##### Listing

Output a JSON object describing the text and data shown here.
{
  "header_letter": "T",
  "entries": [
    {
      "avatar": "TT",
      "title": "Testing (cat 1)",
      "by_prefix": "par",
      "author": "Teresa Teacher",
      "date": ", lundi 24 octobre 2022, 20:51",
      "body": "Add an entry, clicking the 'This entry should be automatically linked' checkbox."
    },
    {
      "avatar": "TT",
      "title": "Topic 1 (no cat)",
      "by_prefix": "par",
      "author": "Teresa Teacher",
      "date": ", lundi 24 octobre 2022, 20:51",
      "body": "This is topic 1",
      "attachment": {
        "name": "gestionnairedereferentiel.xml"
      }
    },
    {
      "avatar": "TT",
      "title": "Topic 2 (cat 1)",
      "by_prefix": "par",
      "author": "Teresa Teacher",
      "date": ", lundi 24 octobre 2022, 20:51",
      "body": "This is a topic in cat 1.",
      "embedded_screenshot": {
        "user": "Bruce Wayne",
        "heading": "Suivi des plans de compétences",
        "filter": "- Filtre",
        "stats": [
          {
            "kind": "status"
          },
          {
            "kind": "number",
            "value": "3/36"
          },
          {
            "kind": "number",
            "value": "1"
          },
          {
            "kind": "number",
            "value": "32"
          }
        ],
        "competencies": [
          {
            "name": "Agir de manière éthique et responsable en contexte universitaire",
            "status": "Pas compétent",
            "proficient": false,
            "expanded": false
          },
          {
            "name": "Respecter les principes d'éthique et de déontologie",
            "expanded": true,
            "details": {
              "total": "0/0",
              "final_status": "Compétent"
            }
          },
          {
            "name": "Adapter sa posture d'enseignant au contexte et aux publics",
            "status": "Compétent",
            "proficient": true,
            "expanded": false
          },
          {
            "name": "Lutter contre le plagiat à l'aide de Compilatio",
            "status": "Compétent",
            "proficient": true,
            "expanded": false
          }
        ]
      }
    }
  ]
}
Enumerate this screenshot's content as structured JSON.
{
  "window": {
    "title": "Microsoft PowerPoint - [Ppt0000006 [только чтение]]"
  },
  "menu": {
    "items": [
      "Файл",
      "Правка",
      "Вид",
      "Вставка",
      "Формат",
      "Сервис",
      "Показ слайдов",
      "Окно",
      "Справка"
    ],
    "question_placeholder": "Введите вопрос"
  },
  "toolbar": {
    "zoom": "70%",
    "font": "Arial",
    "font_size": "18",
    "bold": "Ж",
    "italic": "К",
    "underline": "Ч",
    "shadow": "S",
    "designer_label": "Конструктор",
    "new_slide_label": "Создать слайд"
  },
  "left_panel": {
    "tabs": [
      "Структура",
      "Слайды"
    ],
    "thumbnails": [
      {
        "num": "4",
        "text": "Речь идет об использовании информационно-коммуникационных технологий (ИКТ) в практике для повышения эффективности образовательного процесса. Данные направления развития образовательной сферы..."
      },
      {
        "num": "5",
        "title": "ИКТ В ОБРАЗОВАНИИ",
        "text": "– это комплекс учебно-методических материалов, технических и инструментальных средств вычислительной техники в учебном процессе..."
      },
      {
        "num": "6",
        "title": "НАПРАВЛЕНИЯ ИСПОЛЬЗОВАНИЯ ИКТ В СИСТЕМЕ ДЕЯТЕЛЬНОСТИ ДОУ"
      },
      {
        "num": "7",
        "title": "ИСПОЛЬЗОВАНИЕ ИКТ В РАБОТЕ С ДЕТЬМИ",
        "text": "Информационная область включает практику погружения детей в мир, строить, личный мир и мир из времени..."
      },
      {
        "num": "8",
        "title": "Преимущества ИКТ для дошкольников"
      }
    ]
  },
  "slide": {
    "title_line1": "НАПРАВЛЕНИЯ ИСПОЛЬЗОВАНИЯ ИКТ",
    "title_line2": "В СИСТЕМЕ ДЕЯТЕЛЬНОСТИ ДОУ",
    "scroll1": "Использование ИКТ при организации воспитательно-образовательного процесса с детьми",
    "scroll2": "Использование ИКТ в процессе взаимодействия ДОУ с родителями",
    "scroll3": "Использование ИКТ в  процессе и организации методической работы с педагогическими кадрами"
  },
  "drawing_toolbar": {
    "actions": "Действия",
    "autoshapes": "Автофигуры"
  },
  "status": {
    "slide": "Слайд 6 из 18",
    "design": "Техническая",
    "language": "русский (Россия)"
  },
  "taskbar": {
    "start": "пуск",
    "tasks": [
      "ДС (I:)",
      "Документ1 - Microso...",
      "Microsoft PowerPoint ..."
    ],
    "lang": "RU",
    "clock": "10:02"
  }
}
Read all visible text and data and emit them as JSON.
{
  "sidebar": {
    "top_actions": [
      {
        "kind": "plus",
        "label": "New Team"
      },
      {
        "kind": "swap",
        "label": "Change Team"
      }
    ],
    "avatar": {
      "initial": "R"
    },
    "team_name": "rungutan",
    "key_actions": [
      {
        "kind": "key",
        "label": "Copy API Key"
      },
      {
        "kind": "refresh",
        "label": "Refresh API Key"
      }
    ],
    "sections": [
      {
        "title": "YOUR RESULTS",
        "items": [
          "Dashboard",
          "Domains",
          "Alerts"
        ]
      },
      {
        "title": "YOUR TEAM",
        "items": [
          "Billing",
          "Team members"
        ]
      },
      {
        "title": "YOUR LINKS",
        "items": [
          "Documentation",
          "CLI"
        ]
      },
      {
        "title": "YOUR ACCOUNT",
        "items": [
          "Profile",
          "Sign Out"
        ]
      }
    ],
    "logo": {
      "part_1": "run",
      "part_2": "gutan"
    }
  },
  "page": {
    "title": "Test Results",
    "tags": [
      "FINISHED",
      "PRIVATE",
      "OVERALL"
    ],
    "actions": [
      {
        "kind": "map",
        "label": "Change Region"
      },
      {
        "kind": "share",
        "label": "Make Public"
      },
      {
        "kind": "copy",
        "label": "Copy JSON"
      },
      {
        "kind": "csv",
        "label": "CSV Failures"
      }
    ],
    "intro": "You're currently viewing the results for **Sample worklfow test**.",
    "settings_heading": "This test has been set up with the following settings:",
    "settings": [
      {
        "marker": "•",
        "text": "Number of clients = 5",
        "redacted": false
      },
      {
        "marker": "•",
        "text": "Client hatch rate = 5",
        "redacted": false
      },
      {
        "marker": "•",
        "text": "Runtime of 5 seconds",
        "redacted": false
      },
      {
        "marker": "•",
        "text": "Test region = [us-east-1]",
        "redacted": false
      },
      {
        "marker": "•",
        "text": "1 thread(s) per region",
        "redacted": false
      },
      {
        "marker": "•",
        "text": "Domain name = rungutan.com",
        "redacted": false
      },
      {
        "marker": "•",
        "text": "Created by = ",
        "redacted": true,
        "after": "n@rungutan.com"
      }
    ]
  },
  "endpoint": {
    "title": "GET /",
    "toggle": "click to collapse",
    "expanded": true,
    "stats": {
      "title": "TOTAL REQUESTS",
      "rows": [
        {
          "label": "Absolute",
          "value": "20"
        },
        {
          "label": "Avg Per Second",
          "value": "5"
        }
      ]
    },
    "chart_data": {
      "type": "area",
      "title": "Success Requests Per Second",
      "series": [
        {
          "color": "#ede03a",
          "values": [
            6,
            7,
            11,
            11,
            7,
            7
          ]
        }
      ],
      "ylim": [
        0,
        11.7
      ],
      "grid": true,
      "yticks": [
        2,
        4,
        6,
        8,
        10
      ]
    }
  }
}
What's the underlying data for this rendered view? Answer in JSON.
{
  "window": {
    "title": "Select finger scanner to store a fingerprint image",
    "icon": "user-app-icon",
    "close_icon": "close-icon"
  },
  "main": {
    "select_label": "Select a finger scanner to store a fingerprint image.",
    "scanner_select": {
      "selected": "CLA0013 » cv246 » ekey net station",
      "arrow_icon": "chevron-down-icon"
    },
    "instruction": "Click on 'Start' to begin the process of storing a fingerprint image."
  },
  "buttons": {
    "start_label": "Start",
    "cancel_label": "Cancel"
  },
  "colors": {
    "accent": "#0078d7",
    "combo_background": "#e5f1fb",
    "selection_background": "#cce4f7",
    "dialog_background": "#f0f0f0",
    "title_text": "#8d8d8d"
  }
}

##########

Restate word for word the lines from the one holding "What's the underlying" to the end of the listing, both ends included, and nothing more.

The solution:
What's the underlying data for this rendered view? Answer in JSON.
{
  "window": {
    "title": "Select finger scanner to store a fingerprint image",
    "icon": "user-app-icon",
    "close_icon": "close-icon"
  },
  "main": {
    "select_label": "Select a finger scanner to store a fingerprint image.",
    "scanner_select": {
      "selected": "CLA0013 » cv246 » ekey net station",
      "arrow_icon": "chevron-down-icon"
    },
    "instruction": "Click on 'Start' to begin the process of storing a fingerprint image."
  },
  "buttons": {
    "start_label": "Start",
    "cancel_label": "Cancel"
  },
  "colors": {
    "accent": "#0078d7",
    "combo_background": "#e5f1fb",
    "selection_background": "#cce4f7",
    "dialog_background": "#f0f0f0",
    "title_text": "#8d8d8d"
  }
}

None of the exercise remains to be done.